(Data extracted from a collection)
:::
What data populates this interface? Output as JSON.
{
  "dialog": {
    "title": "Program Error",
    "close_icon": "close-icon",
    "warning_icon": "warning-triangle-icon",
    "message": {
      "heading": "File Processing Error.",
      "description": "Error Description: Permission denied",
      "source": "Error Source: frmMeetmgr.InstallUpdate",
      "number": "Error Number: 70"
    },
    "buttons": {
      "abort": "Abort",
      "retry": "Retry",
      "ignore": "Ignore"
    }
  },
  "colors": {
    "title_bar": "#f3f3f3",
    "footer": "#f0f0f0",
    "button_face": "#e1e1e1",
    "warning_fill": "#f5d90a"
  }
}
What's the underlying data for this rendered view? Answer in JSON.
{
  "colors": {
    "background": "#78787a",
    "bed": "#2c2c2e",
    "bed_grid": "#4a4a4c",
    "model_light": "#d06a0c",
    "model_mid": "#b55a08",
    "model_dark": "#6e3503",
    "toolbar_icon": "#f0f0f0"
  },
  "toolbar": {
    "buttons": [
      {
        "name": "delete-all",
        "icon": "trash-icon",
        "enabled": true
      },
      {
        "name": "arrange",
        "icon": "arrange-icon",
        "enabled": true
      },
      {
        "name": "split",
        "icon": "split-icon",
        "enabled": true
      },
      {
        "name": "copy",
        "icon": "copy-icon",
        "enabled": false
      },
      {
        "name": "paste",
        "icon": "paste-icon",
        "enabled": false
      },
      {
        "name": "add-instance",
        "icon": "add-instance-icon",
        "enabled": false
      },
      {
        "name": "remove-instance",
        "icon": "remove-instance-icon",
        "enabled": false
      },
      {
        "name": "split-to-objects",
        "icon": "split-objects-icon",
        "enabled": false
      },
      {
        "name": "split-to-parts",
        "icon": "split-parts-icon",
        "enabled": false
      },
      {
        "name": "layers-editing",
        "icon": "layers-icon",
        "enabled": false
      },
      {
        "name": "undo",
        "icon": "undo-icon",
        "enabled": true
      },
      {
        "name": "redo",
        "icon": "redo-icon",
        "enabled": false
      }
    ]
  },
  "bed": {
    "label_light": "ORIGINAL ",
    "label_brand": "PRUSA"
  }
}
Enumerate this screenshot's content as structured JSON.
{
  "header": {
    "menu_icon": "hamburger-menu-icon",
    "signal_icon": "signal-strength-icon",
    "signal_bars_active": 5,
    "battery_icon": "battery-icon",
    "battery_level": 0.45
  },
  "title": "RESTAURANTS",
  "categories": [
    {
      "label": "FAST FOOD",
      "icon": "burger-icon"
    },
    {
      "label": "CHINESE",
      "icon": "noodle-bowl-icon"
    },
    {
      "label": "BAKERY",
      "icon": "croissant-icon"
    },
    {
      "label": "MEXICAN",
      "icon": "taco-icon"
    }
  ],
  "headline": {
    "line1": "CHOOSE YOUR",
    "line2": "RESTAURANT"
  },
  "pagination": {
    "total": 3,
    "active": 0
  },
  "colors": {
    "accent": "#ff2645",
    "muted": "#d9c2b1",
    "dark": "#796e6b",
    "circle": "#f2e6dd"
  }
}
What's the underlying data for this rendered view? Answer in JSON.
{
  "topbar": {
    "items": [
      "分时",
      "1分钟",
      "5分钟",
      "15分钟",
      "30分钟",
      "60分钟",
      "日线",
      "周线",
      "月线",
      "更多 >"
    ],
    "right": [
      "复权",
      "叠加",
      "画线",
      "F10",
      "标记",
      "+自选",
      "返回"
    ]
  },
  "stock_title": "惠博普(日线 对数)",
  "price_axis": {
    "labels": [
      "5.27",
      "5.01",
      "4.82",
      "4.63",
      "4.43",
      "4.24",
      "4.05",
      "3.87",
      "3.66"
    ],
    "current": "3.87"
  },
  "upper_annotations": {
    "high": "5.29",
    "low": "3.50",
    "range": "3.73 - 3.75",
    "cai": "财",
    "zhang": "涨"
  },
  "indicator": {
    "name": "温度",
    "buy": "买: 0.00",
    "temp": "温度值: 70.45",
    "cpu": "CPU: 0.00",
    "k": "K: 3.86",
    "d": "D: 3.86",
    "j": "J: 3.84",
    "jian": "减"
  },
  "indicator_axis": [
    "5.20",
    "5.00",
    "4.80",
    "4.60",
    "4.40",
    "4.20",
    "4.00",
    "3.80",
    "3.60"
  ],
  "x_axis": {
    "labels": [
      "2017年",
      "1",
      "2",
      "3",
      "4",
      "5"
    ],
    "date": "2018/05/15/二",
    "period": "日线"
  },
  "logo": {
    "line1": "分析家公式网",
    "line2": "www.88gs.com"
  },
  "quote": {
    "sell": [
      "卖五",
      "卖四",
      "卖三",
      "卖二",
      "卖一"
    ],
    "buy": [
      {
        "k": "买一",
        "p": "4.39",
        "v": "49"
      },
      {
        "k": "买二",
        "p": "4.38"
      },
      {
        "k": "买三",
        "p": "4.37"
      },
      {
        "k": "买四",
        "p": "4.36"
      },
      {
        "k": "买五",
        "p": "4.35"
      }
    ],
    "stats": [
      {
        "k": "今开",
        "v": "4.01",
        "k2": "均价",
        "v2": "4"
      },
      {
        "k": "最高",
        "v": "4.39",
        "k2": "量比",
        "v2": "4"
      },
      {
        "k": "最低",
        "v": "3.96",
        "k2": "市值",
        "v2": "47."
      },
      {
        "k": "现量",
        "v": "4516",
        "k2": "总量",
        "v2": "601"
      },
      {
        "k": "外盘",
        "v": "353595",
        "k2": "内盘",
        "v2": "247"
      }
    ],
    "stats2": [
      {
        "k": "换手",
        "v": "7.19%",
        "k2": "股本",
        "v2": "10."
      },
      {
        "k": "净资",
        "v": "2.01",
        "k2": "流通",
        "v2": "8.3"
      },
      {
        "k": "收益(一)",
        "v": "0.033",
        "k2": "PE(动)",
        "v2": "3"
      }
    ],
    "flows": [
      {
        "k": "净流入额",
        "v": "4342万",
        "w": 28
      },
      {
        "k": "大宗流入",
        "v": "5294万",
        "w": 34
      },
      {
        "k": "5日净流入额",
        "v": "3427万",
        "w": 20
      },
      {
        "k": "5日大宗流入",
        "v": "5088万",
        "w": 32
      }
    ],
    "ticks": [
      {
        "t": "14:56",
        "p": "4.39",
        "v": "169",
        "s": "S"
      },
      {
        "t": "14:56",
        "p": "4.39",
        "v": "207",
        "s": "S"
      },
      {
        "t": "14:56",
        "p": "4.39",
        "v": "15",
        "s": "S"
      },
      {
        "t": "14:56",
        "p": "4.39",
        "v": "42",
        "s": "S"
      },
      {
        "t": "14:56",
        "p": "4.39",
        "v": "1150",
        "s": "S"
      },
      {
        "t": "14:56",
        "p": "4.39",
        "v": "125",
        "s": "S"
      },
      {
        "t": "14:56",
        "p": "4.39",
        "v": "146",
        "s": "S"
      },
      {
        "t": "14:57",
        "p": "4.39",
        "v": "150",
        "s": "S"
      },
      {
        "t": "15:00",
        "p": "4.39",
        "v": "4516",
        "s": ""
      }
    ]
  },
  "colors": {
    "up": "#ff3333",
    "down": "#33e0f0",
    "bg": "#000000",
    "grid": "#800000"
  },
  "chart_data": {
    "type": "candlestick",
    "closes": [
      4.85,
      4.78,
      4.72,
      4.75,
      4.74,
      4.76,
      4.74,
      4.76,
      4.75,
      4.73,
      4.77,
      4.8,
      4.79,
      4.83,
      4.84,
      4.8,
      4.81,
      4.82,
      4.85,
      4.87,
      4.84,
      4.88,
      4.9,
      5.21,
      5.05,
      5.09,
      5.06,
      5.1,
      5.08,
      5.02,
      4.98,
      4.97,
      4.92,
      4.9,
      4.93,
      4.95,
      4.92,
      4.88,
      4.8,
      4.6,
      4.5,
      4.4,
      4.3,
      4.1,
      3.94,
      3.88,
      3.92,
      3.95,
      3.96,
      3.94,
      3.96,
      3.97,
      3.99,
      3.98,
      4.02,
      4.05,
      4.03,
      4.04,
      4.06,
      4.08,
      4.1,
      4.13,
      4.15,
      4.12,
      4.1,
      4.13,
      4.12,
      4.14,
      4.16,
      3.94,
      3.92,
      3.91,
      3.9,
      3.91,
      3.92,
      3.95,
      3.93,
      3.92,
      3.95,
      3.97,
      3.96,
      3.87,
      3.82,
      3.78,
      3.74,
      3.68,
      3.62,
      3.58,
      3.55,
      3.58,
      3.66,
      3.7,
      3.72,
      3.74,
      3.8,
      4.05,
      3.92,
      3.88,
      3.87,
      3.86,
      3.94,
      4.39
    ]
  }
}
:::
The request
Count the lines of the material that include the word "objects", then report only the total.

Answer to the exercise
2